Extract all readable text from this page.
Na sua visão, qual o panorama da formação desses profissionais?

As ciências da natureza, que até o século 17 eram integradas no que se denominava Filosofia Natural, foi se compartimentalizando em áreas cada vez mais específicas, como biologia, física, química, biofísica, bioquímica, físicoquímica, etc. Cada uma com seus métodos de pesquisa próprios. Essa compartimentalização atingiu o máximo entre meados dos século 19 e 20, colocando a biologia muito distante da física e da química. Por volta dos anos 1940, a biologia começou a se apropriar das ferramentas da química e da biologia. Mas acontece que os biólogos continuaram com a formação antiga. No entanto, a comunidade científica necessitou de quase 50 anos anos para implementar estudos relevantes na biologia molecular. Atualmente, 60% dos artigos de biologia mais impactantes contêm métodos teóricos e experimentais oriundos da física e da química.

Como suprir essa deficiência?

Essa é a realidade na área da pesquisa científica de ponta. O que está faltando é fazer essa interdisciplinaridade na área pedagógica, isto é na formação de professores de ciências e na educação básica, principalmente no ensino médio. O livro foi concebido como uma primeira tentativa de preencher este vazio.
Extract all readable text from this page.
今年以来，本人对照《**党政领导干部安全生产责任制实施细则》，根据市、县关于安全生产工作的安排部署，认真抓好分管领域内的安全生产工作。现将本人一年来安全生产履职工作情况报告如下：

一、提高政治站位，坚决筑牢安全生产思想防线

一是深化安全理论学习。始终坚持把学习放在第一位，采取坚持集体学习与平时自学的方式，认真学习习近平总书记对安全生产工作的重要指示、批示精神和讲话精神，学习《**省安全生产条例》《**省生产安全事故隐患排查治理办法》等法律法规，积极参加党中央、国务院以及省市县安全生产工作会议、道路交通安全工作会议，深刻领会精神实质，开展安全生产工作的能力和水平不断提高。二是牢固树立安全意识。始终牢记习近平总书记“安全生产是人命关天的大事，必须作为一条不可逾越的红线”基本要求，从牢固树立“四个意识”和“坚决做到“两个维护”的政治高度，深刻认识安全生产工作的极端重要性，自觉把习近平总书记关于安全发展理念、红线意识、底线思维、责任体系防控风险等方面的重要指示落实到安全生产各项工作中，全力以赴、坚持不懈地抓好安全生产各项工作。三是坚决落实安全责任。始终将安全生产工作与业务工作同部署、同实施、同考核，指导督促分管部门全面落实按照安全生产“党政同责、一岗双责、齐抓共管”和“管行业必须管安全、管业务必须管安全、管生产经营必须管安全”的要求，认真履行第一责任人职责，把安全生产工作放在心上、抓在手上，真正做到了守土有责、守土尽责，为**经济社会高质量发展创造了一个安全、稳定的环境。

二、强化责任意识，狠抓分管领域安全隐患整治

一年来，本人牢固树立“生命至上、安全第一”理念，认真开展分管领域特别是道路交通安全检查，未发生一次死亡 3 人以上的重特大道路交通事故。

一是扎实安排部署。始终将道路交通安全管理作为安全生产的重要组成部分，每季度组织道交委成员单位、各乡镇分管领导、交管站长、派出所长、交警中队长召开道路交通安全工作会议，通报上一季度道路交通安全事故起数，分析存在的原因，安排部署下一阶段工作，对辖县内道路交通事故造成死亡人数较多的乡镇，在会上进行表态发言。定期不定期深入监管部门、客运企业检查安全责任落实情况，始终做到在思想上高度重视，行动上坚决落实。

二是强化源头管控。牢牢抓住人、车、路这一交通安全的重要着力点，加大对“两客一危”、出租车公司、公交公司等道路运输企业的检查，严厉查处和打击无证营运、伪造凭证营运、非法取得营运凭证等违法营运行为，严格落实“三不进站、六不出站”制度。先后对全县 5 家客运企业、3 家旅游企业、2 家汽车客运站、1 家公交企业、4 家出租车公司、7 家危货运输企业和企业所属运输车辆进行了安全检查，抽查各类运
+++
**What this task involves**
Reproduce the records word for word.

**Solution to this problem**
Extract all readable text from this page.
Na sua visão, qual o panorama da formação desses profissionais?

As ciências da natureza, que até o século 17 eram integradas no que se denominava Filosofia Natural, foi se compartimentalizando em áreas cada vez mais específicas, como biologia, física, química, biofísica, bioquímica, físicoquímica, etc. Cada uma com seus métodos de pesquisa próprios. Essa compartimentalização atingiu o máximo entre meados dos século 19 e 20, colocando a biologia muito distante da física e da química. Por volta dos anos 1940, a biologia começou a se apropriar das ferramentas da química e da biologia. Mas acontece que os biólogos continuaram com a formação antiga. No entanto, a comunidade científica necessitou de quase 50 anos anos para implementar estudos relevantes na biologia molecular. Atualmente, 60% dos artigos de biologia mais impactantes contêm métodos teóricos e experimentais oriundos da física e da química.

Como suprir essa deficiência?

Essa é a realidade na área da pesquisa científica de ponta. O que está faltando é fazer essa interdisciplinaridade na área pedagógica, isto é na formação de professores de ciências e na educação básica, principalmente no ensino médio. O livro foi concebido como uma primeira tentativa de preencher este vazio.
Extract all readable text from this page.
今年以来，本人对照《**党政领导干部安全生产责任制实施细则》，根据市、县关于安全生产工作的安排部署，认真抓好分管领域内的安全生产工作。现将本人一年来安全生产履职工作情况报告如下：

一、提高政治站位，坚决筑牢安全生产思想防线

一是深化安全理论学习。始终坚持把学习放在第一位，采取坚持集体学习与平时自学的方式，认真学习习近平总书记对安全生产工作的重要指示、批示精神和讲话精神，学习《**省安全生产条例》《**省生产安全事故隐患排查治理办法》等法律法规，积极参加党中央、国务院以及省市县安全生产工作会议、道路交通安全工作会议，深刻领会精神实质，开展安全生产工作的能力和水平不断提高。二是牢固树立安全意识。始终牢记习近平总书记“安全生产是人命关天的大事，必须作为一条不可逾越的红线”基本要求，从牢固树立“四个意识”和“坚决做到“两个维护”的政治高度，深刻认识安全生产工作的极端重要性，自觉把习近平总书记关于安全发展理念、红线意识、底线思维、责任体系防控风险等方面的重要指示落实到安全生产各项工作中，全力以赴、坚持不懈地抓好安全生产各项工作。三是坚决落实安全责任。始终将安全生产工作与业务工作同部署、同实施、同考核，指导督促分管部门全面落实按照安全生产“党政同责、一岗双责、齐抓共管”和“管行业必须管安全、管业务必须管安全、管生产经营必须管安全”的要求，认真履行第一责任人职责，把安全生产工作放在心上、抓在手上，真正做到了守土有责、守土尽责，为**经济社会高质量发展创造了一个安全、稳定的环境。

二、强化责任意识，狠抓分管领域安全隐患整治

一年来，本人牢固树立“生命至上、安全第一”理念，认真开展分管领域特别是道路交通安全检查，未发生一次死亡 3 人以上的重特大道路交通事故。

一是扎实安排部署。始终将道路交通安全管理作为安全生产的重要组成部分，每季度组织道交委成员单位、各乡镇分管领导、交管站长、派出所长、交警中队长召开道路交通安全工作会议，通报上一季度道路交通安全事故起数，分析存在的原因，安排部署下一阶段工作，对辖县内道路交通事故造成死亡人数较多的乡镇，在会上进行表态发言。定期不定期深入监管部门、客运企业检查安全责任落实情况，始终做到在思想上高度重视，行动上坚决落实。

二是强化源头管控。牢牢抓住人、车、路这一交通安全的重要着力点，加大对“两客一危”、出租车公司、公交公司等道路运输企业的检查，严厉查处和打击无证营运、伪造凭证营运、非法取得营运凭证等违法营运行为，严格落实“三不进站、六不出站”制度。先后对全县 5 家客运企业、3 家旅游企业、2 家汽车客运站、1 家公交企业、4 家出租车公司、7 家危货运输企业和企业所属运输车辆进行了安全检查，抽查各类运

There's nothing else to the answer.